Reproduce the items below word for word, starting at the first line and ending at the line that contains "data-point [496, 169, 504, 177]", both ends included.

[start]

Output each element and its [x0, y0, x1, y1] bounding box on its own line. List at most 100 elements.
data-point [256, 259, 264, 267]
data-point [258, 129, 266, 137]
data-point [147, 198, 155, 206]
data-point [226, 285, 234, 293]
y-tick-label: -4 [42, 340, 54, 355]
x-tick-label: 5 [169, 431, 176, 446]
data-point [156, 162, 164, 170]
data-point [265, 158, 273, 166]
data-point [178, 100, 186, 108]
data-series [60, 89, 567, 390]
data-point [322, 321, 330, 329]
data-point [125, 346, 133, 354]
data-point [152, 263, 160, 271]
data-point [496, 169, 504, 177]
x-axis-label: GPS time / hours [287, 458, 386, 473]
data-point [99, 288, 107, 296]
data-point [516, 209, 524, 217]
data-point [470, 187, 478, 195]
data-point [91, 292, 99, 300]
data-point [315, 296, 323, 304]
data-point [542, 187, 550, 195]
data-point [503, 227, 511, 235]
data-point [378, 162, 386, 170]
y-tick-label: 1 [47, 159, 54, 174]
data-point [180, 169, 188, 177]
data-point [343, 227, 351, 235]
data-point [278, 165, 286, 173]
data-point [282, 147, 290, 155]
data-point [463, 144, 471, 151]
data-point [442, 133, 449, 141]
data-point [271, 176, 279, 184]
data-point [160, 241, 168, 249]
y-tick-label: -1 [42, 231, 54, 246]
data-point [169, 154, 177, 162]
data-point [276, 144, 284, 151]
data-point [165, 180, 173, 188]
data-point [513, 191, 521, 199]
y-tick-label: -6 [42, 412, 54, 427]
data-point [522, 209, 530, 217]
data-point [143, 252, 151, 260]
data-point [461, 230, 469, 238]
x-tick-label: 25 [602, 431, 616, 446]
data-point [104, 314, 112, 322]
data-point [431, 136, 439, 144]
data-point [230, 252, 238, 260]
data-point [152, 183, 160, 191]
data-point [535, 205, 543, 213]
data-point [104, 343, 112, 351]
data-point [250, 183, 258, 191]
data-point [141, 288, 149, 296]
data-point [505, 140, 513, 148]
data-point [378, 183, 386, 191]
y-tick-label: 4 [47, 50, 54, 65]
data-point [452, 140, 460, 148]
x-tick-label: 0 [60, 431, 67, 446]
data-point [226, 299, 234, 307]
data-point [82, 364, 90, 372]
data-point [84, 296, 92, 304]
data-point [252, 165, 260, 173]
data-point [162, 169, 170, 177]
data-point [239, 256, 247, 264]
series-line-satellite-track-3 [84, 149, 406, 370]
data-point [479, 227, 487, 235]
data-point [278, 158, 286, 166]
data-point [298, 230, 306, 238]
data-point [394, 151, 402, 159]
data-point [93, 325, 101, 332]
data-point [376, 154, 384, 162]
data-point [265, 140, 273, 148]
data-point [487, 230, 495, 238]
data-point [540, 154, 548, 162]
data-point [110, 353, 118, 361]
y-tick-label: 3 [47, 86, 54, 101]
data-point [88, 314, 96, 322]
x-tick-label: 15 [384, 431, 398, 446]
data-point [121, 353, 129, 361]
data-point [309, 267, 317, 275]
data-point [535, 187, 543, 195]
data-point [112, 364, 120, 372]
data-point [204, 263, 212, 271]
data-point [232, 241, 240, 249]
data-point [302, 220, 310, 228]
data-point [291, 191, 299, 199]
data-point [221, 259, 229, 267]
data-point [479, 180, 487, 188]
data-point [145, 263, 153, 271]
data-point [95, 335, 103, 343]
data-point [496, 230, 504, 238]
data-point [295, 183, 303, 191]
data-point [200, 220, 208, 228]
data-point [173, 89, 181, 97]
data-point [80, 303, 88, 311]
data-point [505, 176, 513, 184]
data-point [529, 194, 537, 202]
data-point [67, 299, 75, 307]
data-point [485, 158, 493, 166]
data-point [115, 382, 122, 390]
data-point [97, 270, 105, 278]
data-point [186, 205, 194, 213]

[end]

◆ **Correct answer**:
Output each element and its [x0, y0, x1, y1] bounding box on its own line. List at most 100 elements.
data-point [256, 259, 264, 267]
data-point [258, 129, 266, 137]
data-point [147, 198, 155, 206]
data-point [226, 285, 234, 293]
y-tick-label: -4 [42, 340, 54, 355]
x-tick-label: 5 [169, 431, 176, 446]
data-point [156, 162, 164, 170]
data-point [265, 158, 273, 166]
data-point [178, 100, 186, 108]
data-series [60, 89, 567, 390]
data-point [322, 321, 330, 329]
data-point [125, 346, 133, 354]
data-point [152, 263, 160, 271]
data-point [496, 169, 504, 177]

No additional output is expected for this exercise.